- **Problem to work on**:
Write out the lines of the material verbatim, beginning with the line that contains "I need the location" and ending with the line that contains "panel-1-content — [20, 151, 151, 301]", both included, and nothing else.

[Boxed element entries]

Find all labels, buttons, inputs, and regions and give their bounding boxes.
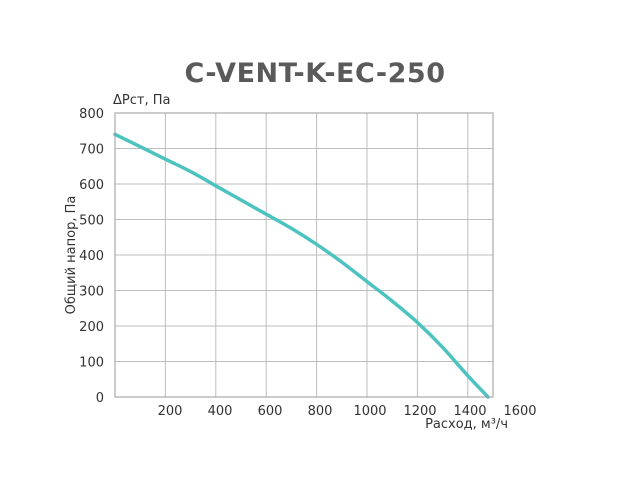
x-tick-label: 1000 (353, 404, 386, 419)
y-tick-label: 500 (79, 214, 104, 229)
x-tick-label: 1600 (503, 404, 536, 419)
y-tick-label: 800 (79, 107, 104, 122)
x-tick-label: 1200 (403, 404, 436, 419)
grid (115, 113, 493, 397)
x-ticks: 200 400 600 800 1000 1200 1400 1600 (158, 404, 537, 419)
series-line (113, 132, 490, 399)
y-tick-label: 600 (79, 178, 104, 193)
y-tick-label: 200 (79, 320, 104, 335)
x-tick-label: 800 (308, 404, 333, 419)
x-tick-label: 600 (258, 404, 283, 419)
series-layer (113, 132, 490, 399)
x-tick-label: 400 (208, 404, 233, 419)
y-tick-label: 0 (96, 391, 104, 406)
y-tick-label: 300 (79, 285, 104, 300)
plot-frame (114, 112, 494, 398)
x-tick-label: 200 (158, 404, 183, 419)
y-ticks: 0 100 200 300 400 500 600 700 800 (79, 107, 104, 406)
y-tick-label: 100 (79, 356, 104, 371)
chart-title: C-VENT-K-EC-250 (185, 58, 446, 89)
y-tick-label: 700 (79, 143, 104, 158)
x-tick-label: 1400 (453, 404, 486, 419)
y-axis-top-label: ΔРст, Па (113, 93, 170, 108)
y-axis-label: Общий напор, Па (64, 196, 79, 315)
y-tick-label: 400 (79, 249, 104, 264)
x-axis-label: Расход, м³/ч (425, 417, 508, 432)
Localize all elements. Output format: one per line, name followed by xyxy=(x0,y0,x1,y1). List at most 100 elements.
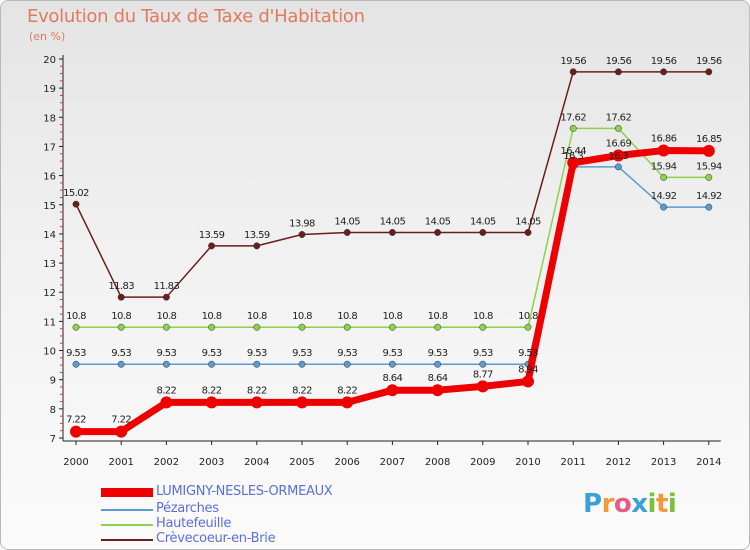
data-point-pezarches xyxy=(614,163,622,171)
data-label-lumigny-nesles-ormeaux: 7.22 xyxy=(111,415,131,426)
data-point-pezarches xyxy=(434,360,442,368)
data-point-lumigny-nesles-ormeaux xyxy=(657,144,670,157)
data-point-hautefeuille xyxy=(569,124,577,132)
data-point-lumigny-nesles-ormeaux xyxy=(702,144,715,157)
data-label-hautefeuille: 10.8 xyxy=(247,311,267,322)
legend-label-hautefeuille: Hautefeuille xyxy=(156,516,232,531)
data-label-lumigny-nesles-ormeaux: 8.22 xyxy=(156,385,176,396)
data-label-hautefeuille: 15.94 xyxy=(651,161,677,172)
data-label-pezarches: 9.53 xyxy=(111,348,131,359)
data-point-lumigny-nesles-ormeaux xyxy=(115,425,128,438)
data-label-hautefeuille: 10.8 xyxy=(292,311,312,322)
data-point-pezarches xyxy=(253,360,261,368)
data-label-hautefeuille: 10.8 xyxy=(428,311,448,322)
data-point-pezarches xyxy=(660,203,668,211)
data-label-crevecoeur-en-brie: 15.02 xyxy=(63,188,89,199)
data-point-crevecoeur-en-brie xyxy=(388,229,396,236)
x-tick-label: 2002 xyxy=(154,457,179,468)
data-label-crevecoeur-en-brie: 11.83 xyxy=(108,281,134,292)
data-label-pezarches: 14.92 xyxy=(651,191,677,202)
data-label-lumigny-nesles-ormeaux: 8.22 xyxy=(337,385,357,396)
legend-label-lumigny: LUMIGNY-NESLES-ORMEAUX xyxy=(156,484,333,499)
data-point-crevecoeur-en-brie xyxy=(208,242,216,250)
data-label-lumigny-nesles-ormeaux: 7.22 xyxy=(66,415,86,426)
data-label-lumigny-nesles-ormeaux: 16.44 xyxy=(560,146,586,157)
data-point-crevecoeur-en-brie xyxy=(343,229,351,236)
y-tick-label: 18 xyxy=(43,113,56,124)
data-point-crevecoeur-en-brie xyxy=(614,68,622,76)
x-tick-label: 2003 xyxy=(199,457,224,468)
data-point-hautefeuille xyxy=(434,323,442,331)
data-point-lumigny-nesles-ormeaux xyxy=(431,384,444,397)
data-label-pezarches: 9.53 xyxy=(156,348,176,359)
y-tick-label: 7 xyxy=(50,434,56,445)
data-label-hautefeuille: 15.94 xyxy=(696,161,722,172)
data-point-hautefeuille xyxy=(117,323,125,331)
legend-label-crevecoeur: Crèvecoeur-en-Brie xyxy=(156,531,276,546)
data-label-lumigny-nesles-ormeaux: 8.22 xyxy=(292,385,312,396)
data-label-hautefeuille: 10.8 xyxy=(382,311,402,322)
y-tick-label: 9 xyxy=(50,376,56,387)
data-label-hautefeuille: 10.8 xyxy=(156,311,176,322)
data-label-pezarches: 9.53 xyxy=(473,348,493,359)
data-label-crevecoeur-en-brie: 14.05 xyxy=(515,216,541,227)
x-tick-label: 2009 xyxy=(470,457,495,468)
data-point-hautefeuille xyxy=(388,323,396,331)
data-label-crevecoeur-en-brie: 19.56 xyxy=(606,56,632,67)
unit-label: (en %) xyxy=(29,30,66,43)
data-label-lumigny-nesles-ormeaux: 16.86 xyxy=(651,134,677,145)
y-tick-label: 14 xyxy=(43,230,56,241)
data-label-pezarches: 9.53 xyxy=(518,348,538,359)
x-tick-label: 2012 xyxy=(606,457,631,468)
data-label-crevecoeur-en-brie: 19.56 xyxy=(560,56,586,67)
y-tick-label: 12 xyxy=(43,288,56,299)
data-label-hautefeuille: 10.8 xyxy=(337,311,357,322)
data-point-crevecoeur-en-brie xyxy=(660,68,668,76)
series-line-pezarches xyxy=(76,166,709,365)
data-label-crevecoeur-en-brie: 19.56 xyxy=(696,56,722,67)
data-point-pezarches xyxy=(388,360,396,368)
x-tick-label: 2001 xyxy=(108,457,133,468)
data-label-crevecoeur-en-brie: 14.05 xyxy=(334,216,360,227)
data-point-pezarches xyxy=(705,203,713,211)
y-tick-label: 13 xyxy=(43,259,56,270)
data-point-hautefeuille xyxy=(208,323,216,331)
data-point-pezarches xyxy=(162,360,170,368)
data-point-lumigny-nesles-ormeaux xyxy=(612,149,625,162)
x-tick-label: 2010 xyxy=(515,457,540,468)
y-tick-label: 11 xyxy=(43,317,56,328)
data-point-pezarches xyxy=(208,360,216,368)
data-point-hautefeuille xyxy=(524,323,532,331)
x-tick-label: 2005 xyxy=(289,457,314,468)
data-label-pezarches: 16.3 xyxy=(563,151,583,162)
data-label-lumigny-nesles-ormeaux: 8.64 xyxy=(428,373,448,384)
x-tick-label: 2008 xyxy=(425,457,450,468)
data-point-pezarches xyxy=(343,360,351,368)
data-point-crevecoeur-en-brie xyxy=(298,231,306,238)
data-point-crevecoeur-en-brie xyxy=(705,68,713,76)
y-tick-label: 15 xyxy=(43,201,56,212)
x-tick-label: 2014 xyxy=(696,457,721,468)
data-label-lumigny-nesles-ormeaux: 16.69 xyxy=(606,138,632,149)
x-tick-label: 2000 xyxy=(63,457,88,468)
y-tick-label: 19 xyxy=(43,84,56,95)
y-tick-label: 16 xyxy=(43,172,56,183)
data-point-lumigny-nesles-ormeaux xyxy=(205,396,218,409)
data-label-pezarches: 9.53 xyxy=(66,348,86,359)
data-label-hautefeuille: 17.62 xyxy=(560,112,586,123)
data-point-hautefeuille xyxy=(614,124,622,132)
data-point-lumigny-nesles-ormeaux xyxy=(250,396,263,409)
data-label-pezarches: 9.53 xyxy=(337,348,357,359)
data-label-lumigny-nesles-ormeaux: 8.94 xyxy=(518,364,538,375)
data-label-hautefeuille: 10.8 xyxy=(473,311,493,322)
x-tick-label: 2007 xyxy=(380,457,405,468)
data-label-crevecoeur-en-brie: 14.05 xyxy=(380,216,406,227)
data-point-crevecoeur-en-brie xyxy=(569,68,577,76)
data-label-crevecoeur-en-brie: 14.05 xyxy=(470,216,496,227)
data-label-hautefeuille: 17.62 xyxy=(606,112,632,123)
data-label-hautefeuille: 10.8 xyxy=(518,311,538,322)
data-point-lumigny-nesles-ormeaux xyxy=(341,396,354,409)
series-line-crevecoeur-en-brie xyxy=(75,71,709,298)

* * *

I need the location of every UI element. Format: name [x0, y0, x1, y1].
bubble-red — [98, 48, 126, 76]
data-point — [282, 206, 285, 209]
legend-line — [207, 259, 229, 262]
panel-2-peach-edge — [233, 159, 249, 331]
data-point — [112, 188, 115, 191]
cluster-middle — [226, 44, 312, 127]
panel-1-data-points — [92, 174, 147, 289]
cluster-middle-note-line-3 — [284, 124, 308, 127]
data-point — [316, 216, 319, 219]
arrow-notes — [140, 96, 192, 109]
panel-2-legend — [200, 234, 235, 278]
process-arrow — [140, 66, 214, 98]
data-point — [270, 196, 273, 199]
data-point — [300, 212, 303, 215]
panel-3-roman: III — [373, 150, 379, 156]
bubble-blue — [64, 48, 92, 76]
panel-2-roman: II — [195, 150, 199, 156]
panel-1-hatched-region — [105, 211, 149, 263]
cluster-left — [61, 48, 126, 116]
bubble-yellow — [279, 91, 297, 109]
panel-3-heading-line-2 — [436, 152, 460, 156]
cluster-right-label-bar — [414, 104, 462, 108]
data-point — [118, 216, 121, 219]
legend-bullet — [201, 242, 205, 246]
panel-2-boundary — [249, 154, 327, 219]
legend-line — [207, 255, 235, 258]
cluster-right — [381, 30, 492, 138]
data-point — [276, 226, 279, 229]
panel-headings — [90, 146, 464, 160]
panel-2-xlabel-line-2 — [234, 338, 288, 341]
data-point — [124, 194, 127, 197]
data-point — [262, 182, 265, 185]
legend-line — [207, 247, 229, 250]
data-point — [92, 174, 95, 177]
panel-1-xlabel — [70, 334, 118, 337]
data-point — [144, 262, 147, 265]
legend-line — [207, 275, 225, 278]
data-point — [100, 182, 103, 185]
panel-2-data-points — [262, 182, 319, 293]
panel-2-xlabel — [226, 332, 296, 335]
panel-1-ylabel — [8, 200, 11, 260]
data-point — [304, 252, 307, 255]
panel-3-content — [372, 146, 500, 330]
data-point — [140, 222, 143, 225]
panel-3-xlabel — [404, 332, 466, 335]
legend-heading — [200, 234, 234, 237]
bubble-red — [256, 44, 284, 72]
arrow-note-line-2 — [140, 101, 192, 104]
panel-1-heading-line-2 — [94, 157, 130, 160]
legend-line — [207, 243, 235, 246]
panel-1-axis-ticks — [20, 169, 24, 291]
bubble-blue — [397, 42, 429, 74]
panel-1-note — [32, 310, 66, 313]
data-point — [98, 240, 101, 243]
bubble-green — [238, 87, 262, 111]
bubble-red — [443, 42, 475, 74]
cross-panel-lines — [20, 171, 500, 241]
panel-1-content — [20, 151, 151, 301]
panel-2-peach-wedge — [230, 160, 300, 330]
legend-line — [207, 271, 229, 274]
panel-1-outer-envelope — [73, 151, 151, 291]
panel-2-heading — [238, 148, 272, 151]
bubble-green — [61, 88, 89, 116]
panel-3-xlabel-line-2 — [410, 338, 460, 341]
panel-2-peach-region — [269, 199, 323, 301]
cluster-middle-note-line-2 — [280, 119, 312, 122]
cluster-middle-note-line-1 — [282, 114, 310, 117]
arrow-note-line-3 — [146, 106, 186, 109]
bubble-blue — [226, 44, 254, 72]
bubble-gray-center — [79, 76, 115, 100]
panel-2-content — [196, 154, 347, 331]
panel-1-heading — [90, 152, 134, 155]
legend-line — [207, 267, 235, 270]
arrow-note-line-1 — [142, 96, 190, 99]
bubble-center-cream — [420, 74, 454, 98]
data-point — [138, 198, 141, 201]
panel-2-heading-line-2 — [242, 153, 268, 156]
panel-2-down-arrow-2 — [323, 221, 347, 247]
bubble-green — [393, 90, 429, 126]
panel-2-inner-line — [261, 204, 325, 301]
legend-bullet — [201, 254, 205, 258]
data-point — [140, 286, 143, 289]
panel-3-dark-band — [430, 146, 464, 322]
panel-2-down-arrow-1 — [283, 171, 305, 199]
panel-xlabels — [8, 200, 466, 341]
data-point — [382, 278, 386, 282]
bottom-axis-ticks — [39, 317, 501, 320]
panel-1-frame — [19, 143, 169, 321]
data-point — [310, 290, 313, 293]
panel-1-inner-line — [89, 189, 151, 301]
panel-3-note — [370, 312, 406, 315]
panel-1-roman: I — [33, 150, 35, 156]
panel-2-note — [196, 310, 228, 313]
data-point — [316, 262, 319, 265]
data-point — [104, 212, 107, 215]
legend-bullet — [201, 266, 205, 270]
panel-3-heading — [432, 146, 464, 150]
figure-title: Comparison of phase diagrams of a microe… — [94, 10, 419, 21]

- **Result**:
I need the location of every UI element. Format: name [x0, y0, x1, y1].
bubble-red — [98, 48, 126, 76]
data-point — [282, 206, 285, 209]
legend-line — [207, 259, 229, 262]
panel-2-peach-edge — [233, 159, 249, 331]
data-point — [112, 188, 115, 191]
cluster-middle — [226, 44, 312, 127]
panel-1-data-points — [92, 174, 147, 289]
cluster-middle-note-line-3 — [284, 124, 308, 127]
data-point — [316, 216, 319, 219]
arrow-notes — [140, 96, 192, 109]
panel-2-legend — [200, 234, 235, 278]
process-arrow — [140, 66, 214, 98]
data-point — [270, 196, 273, 199]
data-point — [300, 212, 303, 215]
panel-3-roman: III — [373, 150, 379, 156]
bubble-blue — [64, 48, 92, 76]
panel-2-roman: II — [195, 150, 199, 156]
panel-1-hatched-region — [105, 211, 149, 263]
cluster-left — [61, 48, 126, 116]
bubble-yellow — [279, 91, 297, 109]
panel-3-heading-line-2 — [436, 152, 460, 156]
cluster-right-label-bar — [414, 104, 462, 108]
data-point — [118, 216, 121, 219]
legend-bullet — [201, 242, 205, 246]
panel-2-boundary — [249, 154, 327, 219]
legend-line — [207, 255, 235, 258]
cluster-right — [381, 30, 492, 138]
data-point — [276, 226, 279, 229]
panel-headings — [90, 146, 464, 160]
panel-2-xlabel-line-2 — [234, 338, 288, 341]
data-point — [124, 194, 127, 197]
data-point — [262, 182, 265, 185]
legend-line — [207, 247, 229, 250]
data-point — [92, 174, 95, 177]
panel-1-xlabel — [70, 334, 118, 337]
data-point — [144, 262, 147, 265]
legend-line — [207, 275, 225, 278]
data-point — [100, 182, 103, 185]
panel-2-data-points — [262, 182, 319, 293]
panel-2-xlabel — [226, 332, 296, 335]
panel-1-ylabel — [8, 200, 11, 260]
data-point — [304, 252, 307, 255]
panel-3-content — [372, 146, 500, 330]
data-point — [140, 222, 143, 225]
panel-3-xlabel — [404, 332, 466, 335]
legend-heading — [200, 234, 234, 237]
bubble-red — [256, 44, 284, 72]
arrow-note-line-2 — [140, 101, 192, 104]
panel-1-heading-line-2 — [94, 157, 130, 160]
legend-line — [207, 243, 235, 246]
panel-1-axis-ticks — [20, 169, 24, 291]
bubble-blue — [397, 42, 429, 74]
panel-1-note — [32, 310, 66, 313]
data-point — [98, 240, 101, 243]
bubble-green — [238, 87, 262, 111]
bubble-red — [443, 42, 475, 74]
cross-panel-lines — [20, 171, 500, 241]
panel-1-content — [20, 151, 151, 301]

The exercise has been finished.